**Page extract**

"""

I agree completely with Henrik. Adding 'intelligence' into a script is rather difficult. But I do have a rather 'painful' IIS ASP application. And frequently IIS will die, hang, stop processing ASP. So I wrote a script that runs on each IIS server, that queries the HTTP status from the monitoring server and if the status is red all dllhost & inetinfo processes are killed & the IIS is started. My fear was that this restart script could be stuck in a loop, i.e. possibility that IIS can not be started. So I added the intelligence into my script that logs the date & time of each time the script restarts IIS. It will only restart, if it has not done it more than 3 times in the last hour. Lately I have been thinking of adding in more logic to check if a restart occured in the last 5 minutes (poling period). Becuase I have seen the restart script do it's job and fix IIS, but the monitoring server has not checked yet. Thus the restart script bounces IIS again...

"""

Layout coordinate data
"""

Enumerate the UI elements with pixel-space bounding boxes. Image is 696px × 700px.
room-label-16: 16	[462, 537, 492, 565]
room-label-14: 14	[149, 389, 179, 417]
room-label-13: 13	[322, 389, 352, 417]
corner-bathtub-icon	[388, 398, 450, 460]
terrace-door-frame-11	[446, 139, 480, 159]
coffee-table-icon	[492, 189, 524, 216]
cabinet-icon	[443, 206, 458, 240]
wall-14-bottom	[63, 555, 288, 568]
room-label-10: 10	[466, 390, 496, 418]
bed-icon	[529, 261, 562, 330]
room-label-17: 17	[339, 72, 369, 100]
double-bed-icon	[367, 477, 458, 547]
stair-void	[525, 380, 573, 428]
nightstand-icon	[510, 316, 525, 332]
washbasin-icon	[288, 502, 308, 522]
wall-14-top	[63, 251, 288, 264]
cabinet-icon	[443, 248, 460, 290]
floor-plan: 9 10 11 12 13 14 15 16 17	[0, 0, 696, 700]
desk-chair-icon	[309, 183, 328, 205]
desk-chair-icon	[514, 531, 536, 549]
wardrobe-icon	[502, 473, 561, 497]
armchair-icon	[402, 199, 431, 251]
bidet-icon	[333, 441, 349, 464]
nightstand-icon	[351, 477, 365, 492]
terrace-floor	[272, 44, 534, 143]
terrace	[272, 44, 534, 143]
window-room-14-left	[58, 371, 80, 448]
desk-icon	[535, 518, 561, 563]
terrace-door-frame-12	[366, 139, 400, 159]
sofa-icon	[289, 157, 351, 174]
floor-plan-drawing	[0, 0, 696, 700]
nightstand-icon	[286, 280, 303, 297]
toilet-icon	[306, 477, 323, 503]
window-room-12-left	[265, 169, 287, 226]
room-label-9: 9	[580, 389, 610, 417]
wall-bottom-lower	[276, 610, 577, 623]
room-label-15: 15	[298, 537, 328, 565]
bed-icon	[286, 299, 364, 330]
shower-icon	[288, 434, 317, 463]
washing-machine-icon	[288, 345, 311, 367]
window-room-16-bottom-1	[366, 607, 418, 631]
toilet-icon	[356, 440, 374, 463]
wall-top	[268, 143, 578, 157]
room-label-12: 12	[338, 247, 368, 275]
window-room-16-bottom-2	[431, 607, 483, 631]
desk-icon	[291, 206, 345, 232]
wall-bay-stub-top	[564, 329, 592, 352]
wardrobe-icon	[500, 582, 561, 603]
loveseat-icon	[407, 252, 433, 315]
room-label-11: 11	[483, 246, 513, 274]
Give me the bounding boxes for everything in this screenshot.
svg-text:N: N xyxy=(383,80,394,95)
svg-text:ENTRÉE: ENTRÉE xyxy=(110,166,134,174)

"""

**Problems**
**A.** List the ways the post about the IIS restart script says IIS frequently fails.
**B.** Please carry on the post about the IIS restart script, starting after its last sentence.

**Responses by task**
**A.**
die
hang
stop processing ASP

**B.**
-----Original Message----- From: Henrik Stoerner [mailto:henrik at hswn.dk] Sent: Friday, July 21, 2006 11:07 AM To: hobbit at hswn.dk Subject: Re: [hobbit] bbfix functionality in hobbit
On Fri, Jul 21, 2006 at 10:21:40AM -0400, Gary B. wrote:
Is there any method with hobbit to have the client automatically restart services, like bbfix does for BB? We would like to be able to restart services that tend to fail often (such as SSH tunnels) automatically through Hobbit. Without writing a custom external script, I can't seem to find any information about doing this.
You will need to do some scripting, no doubt about that.
Whether it's a good idea or not ... it depends. From the Hobbit "design" perspective (whoa - that sounds expensive) I have a very firm belief that Hobbit should *monitor* things, not *fix* them. I have seen far too many "intelligent" systems get in the way of real problem-fixing because "intelligent" systems are usually pretty dumb, and cannot handle anything out of the ordinary. When they try, they often fail in spectacular ways.
And having things happen behind your back - because you forgot about that little automatic script someone else setup 2 years ago - is just plain frustrating.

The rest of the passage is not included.